▶ _INSTRUCTIONS FOR THE TASK_: List each line of the data that holds the string "JSON".
--- begin DATASET EXCERPTS ---
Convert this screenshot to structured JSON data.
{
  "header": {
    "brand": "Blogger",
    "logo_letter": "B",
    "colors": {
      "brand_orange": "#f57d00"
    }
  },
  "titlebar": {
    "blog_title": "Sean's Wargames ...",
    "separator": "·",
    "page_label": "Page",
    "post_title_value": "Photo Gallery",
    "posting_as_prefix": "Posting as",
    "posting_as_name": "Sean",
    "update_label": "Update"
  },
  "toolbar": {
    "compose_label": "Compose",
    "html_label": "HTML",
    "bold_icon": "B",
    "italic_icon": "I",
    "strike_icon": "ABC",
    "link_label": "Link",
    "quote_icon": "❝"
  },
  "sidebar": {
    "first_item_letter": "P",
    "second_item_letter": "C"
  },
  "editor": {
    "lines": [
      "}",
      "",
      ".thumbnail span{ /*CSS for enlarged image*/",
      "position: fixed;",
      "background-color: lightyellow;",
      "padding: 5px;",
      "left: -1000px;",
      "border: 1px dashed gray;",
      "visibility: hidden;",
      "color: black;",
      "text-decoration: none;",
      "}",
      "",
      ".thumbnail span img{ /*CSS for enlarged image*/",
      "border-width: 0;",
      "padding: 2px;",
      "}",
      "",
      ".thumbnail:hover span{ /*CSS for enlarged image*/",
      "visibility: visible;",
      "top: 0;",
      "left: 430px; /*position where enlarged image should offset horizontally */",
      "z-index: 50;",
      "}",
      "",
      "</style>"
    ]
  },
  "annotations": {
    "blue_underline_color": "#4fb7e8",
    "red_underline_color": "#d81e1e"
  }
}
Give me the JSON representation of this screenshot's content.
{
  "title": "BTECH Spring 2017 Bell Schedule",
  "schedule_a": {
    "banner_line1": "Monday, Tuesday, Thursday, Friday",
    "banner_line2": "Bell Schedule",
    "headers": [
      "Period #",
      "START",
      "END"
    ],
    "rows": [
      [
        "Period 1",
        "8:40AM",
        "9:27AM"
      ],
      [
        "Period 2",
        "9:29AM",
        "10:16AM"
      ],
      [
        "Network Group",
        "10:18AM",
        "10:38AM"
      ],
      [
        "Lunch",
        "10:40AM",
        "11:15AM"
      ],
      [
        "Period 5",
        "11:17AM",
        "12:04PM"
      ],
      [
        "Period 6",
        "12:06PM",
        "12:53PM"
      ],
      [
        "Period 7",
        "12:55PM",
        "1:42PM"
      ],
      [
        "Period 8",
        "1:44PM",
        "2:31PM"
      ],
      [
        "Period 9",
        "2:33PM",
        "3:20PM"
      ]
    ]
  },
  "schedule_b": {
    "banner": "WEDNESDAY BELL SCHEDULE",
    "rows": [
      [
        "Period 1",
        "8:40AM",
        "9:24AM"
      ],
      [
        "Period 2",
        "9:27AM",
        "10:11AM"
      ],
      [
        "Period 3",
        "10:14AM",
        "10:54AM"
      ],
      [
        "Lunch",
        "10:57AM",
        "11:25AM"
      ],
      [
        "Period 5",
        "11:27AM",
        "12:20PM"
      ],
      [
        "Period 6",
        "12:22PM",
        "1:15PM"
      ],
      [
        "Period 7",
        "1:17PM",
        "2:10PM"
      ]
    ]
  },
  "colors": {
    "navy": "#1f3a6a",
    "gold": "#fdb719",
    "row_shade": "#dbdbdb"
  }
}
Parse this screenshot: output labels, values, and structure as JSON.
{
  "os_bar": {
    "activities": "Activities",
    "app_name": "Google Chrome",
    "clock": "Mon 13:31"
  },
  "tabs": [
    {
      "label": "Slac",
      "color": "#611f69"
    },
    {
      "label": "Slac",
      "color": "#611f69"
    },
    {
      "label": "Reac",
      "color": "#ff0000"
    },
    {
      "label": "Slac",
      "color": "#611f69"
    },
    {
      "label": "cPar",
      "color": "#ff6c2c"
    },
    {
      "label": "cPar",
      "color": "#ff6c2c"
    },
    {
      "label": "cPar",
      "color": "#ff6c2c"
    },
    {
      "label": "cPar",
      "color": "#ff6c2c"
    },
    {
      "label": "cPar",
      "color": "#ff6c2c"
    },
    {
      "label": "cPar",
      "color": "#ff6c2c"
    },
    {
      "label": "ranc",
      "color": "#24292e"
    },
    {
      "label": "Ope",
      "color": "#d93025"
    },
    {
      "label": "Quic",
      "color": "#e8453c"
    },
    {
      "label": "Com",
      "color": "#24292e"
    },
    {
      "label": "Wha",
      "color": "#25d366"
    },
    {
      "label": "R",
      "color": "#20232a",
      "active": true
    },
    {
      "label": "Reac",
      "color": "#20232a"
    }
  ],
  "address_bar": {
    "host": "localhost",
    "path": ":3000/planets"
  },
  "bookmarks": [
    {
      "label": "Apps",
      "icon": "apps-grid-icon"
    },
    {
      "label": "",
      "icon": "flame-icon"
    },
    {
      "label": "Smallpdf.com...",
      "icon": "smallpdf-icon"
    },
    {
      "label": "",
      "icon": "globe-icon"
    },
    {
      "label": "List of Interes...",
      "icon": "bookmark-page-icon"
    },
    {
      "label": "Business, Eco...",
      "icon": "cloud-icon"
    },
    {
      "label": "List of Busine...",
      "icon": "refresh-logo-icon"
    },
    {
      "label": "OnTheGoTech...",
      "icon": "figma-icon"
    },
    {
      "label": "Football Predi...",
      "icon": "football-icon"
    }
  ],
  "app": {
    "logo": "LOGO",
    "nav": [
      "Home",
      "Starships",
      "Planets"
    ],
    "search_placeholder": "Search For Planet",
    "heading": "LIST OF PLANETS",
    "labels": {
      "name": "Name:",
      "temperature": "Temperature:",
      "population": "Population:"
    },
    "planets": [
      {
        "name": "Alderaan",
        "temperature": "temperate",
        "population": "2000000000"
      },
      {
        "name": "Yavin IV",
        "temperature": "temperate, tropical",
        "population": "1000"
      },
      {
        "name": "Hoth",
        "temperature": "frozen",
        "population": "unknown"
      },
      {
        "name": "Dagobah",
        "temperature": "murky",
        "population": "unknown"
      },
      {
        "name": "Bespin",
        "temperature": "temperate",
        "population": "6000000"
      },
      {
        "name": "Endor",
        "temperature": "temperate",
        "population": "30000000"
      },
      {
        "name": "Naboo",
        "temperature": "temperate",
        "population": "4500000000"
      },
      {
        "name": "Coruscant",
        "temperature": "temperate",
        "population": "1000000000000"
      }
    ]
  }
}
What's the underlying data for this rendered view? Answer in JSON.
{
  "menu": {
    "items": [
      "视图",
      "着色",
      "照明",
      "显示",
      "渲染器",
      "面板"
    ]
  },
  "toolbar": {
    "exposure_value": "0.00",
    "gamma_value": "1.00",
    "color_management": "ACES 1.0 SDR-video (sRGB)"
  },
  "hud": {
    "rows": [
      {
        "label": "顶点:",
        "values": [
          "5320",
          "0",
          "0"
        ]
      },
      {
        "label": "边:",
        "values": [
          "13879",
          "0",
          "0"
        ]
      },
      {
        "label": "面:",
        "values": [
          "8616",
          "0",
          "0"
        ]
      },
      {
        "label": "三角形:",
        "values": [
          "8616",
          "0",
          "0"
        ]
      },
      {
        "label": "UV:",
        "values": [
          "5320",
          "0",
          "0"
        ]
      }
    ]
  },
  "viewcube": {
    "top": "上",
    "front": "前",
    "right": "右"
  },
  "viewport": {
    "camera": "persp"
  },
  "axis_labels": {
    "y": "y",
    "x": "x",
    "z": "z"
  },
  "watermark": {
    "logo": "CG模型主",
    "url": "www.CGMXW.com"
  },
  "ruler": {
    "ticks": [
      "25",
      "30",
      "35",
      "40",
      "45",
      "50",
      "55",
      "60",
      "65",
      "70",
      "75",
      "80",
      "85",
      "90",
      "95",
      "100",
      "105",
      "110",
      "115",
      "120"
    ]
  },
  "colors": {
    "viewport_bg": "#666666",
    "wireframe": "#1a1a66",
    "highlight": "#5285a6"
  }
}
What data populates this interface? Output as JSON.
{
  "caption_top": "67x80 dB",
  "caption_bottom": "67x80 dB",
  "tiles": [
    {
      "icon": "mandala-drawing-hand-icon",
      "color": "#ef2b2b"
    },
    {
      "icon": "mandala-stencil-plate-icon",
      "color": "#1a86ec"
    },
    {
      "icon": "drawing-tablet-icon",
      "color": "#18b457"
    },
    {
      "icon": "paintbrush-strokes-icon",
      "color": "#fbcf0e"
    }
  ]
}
--- end DATASET EXCERPTS ---
▶ _THE OUTPUT_:
Convert this screenshot to structured JSON data.
Give me the JSON representation of this screenshot's content.
Parse this screenshot: output labels, values, and structure as JSON.
What's the underlying data for this rendered view? Answer in JSON.
What data populates this interface? Output as JSON.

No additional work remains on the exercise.